Problem to solve >>
Output all of the records exactly as written.

Input records >>

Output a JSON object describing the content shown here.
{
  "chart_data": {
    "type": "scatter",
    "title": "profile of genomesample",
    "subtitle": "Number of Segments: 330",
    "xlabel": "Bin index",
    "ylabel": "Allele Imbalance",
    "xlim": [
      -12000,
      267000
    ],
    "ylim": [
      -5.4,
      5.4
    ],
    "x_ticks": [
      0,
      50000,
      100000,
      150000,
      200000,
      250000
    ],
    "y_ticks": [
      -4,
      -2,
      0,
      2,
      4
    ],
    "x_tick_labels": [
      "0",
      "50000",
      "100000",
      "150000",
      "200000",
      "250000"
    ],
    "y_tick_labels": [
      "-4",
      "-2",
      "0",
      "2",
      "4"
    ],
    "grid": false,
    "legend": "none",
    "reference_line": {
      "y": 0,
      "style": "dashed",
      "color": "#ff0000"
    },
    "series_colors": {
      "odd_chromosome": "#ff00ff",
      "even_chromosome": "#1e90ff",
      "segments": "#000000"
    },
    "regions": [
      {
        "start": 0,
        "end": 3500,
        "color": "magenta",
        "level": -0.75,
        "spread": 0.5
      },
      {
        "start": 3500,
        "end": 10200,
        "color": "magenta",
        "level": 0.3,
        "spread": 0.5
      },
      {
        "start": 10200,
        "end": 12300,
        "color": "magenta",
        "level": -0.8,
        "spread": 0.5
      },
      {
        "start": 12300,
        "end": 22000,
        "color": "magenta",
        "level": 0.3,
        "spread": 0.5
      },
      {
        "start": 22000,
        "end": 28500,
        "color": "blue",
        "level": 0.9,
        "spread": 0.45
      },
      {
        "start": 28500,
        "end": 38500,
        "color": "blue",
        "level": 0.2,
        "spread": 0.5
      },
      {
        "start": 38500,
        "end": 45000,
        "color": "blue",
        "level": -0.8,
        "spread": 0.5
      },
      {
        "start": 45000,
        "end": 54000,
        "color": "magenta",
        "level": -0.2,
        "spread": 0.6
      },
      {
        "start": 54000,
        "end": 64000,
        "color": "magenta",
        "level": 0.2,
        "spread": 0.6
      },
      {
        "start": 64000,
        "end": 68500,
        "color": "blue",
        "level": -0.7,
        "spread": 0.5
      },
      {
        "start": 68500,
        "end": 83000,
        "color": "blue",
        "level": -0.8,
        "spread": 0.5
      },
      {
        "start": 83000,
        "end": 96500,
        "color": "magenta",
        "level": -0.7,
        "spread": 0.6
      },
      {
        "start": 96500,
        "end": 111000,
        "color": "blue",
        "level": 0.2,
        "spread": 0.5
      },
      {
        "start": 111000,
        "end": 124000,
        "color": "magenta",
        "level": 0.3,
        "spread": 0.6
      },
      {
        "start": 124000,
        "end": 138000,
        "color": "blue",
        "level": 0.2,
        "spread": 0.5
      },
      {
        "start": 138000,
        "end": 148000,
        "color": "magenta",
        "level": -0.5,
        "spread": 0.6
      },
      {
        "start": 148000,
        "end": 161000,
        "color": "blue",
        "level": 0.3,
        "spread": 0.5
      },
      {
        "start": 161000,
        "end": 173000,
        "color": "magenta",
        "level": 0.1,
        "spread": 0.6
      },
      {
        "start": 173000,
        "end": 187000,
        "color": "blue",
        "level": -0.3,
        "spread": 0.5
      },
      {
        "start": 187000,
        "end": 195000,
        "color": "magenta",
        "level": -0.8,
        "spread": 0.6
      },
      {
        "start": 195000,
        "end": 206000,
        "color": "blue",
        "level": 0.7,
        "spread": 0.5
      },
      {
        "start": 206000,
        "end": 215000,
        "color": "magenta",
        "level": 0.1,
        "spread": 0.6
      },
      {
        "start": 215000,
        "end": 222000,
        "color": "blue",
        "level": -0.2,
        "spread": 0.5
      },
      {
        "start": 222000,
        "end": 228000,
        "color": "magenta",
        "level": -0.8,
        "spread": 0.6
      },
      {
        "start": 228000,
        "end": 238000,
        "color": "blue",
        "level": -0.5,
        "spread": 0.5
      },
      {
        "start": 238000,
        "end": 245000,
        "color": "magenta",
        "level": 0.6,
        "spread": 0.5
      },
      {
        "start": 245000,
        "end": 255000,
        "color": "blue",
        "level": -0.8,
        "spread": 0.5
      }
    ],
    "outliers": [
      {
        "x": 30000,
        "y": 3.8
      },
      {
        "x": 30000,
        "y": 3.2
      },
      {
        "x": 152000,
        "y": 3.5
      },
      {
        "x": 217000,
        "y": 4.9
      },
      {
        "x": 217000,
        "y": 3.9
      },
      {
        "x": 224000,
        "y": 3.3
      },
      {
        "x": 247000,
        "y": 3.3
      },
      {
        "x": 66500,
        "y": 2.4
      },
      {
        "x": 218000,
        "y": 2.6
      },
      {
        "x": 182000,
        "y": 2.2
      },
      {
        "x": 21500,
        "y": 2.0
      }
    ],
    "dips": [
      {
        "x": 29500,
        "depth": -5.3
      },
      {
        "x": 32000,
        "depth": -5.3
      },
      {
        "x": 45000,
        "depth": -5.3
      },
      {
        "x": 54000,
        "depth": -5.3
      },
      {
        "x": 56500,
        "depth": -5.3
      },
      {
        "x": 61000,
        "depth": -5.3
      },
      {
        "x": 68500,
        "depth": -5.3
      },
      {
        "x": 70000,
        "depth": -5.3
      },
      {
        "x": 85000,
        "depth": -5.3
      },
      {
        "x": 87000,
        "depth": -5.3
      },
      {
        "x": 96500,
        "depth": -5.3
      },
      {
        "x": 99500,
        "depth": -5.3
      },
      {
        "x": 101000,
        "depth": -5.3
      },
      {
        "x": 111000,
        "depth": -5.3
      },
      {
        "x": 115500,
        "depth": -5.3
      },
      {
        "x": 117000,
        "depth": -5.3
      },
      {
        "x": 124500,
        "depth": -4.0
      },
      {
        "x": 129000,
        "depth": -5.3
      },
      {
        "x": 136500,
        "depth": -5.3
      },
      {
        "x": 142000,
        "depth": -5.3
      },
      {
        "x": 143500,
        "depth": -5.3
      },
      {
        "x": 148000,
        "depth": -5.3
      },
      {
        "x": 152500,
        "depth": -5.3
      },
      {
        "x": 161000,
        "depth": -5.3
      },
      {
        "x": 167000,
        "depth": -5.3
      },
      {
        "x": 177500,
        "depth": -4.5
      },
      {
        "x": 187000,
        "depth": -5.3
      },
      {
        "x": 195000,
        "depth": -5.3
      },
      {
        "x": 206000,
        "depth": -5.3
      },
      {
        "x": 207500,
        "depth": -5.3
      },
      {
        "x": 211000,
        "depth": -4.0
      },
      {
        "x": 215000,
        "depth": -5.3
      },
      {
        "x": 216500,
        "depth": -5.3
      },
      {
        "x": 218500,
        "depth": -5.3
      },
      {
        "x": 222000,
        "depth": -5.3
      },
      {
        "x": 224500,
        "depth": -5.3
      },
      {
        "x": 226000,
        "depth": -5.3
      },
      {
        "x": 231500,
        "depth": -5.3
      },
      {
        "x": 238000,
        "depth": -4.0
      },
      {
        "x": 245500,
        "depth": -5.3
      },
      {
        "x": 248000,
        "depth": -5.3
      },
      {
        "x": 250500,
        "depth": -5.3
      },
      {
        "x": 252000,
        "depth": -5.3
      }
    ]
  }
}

Solution to the exercise >>
Output a JSON object describing the content shown here.
{
  "chart_data": {
    "type": "scatter",
    "title": "profile of genomesample",
    "subtitle": "Number of Segments: 330",
    "xlabel": "Bin index",
    "ylabel": "Allele Imbalance",
    "xlim": [
      -12000,
      267000
    ],
    "ylim": [
      -5.4,
      5.4
    ],
    "x_ticks": [
      0,
      50000,
      100000,
      150000,
      200000,
      250000
    ],
    "y_ticks": [
      -4,
      -2,
      0,
      2,
      4
    ],
    "x_tick_labels": [
      "0",
      "50000",
      "100000",
      "150000",
      "200000",
      "250000"
    ],
    "y_tick_labels": [
      "-4",
      "-2",
      "0",
      "2",
      "4"
    ],
    "grid": false,
    "legend": "none",
    "reference_line": {
      "y": 0,
      "style": "dashed",
      "color": "#ff0000"
    },
    "series_colors": {
      "odd_chromosome": "#ff00ff",
      "even_chromosome": "#1e90ff",
      "segments": "#000000"
    },
    "regions": [
      {
        "start": 0,
        "end": 3500,
        "color": "magenta",
        "level": -0.75,
        "spread": 0.5
      },
      {
        "start": 3500,
        "end": 10200,
        "color": "magenta",
        "level": 0.3,
        "spread": 0.5
      },
      {
        "start": 10200,
        "end": 12300,
        "color": "magenta",
        "level": -0.8,
        "spread": 0.5
      },
      {
        "start": 12300,
        "end": 22000,
        "color": "magenta",
        "level": 0.3,
        "spread": 0.5
      },
      {
        "start": 22000,
        "end": 28500,
        "color": "blue",
        "level": 0.9,
        "spread": 0.45
      },
      {
        "start": 28500,
        "end": 38500,
        "color": "blue",
        "level": 0.2,
        "spread": 0.5
      },
      {
        "start": 38500,
        "end": 45000,
        "color": "blue",
        "level": -0.8,
        "spread": 0.5
      },
      {
        "start": 45000,
        "end": 54000,
        "color": "magenta",
        "level": -0.2,
        "spread": 0.6
      },
      {
        "start": 54000,
        "end": 64000,
        "color": "magenta",
        "level": 0.2,
        "spread": 0.6
      },
      {
        "start": 64000,
        "end": 68500,
        "color": "blue",
        "level": -0.7,
        "spread": 0.5
      },
      {
        "start": 68500,
        "end": 83000,
        "color": "blue",
        "level": -0.8,
        "spread": 0.5
      },
      {
        "start": 83000,
        "end": 96500,
        "color": "magenta",
        "level": -0.7,
        "spread": 0.6
      },
      {
        "start": 96500,
        "end": 111000,
        "color": "blue",
        "level": 0.2,
        "spread": 0.5
      },
      {
        "start": 111000,
        "end": 124000,
        "color": "magenta",
        "level": 0.3,
        "spread": 0.6
      },
      {
        "start": 124000,
        "end": 138000,
        "color": "blue",
        "level": 0.2,
        "spread": 0.5
      },
      {
        "start": 138000,
        "end": 148000,
        "color": "magenta",
        "level": -0.5,
        "spread": 0.6
      },
      {
        "start": 148000,
        "end": 161000,
        "color": "blue",
        "level": 0.3,
        "spread": 0.5
      },
      {
        "start": 161000,
        "end": 173000,
        "color": "magenta",
        "level": 0.1,
        "spread": 0.6
      },
      {
        "start": 173000,
        "end": 187000,
        "color": "blue",
        "level": -0.3,
        "spread": 0.5
      },
      {
        "start": 187000,
        "end": 195000,
        "color": "magenta",
        "level": -0.8,
        "spread": 0.6
      },
      {
        "start": 195000,
        "end": 206000,
        "color": "blue",
        "level": 0.7,
        "spread": 0.5
      },
      {
        "start": 206000,
        "end": 215000,
        "color": "magenta",
        "level": 0.1,
        "spread": 0.6
      },
      {
        "start": 215000,
        "end": 222000,
        "color": "blue",
        "level": -0.2,
        "spread": 0.5
      },
      {
        "start": 222000,
        "end": 228000,
        "color": "magenta",
        "level": -0.8,
        "spread": 0.6
      },
      {
        "start": 228000,
        "end": 238000,
        "color": "blue",
        "level": -0.5,
        "spread": 0.5
      },
      {
        "start": 238000,
        "end": 245000,
        "color": "magenta",
        "level": 0.6,
        "spread": 0.5
      },
      {
        "start": 245000,
        "end": 255000,
        "color": "blue",
        "level": -0.8,
        "spread": 0.5
      }
    ],
    "outliers": [
      {
        "x": 30000,
        "y": 3.8
      },
      {
        "x": 30000,
        "y": 3.2
      },
      {
        "x": 152000,
        "y": 3.5
      },
      {
        "x": 217000,
        "y": 4.9
      },
      {
        "x": 217000,
        "y": 3.9
      },
      {
        "x": 224000,
        "y": 3.3
      },
      {
        "x": 247000,
        "y": 3.3
      },
      {
        "x": 66500,
        "y": 2.4
      },
      {
        "x": 218000,
        "y": 2.6
      },
      {
        "x": 182000,
        "y": 2.2
      },
      {
        "x": 21500,
        "y": 2.0
      }
    ],
    "dips": [
      {
        "x": 29500,
        "depth": -5.3
      },
      {
        "x": 32000,
        "depth": -5.3
      },
      {
        "x": 45000,
        "depth": -5.3
      },
      {
        "x": 54000,
        "depth": -5.3
      },
      {
        "x": 56500,
        "depth": -5.3
      },
      {
        "x": 61000,
        "depth": -5.3
      },
      {
        "x": 68500,
        "depth": -5.3
      },
      {
        "x": 70000,
        "depth": -5.3
      },
      {
        "x": 85000,
        "depth": -5.3
      },
      {
        "x": 87000,
        "depth": -5.3
      },
      {
        "x": 96500,
        "depth": -5.3
      },
      {
        "x": 99500,
        "depth": -5.3
      },
      {
        "x": 101000,
        "depth": -5.3
      },
      {
        "x": 111000,
        "depth": -5.3
      },
      {
        "x": 115500,
        "depth": -5.3
      },
      {
        "x": 117000,
        "depth": -5.3
      },
      {
        "x": 124500,
        "depth": -4.0
      },
      {
        "x": 129000,
        "depth": -5.3
      },
      {
        "x": 136500,
        "depth": -5.3
      },
      {
        "x": 142000,
        "depth": -5.3
      },
      {
        "x": 143500,
        "depth": -5.3
      },
      {
        "x": 148000,
        "depth": -5.3
      },
      {
        "x": 152500,
        "depth": -5.3
      },
      {
        "x": 161000,
        "depth": -5.3
      },
      {
        "x": 167000,
        "depth": -5.3
      },
      {
        "x": 177500,
        "depth": -4.5
      },
      {
        "x": 187000,
        "depth": -5.3
      },
      {
        "x": 195000,
        "depth": -5.3
      },
      {
        "x": 206000,
        "depth": -5.3
      },
      {
        "x": 207500,
        "depth": -5.3
      },
      {
        "x": 211000,
        "depth": -4.0
      },
      {
        "x": 215000,
        "depth": -5.3
      },
      {
        "x": 216500,
        "depth": -5.3
      },
      {
        "x": 218500,
        "depth": -5.3
      },
      {
        "x": 222000,
        "depth": -5.3
      },
      {
        "x": 224500,
        "depth": -5.3
      },
      {
        "x": 226000,
        "depth": -5.3
      },
      {
        "x": 231500,
        "depth": -5.3
      },
      {
        "x": 238000,
        "depth": -4.0
      },
      {
        "x": 245500,
        "depth": -5.3
      },
      {
        "x": 248000,
        "depth": -5.3
      },
      {
        "x": 250500,
        "depth": -5.3
      },
      {
        "x": 252000,
        "depth": -5.3
      }
    ]
  }
}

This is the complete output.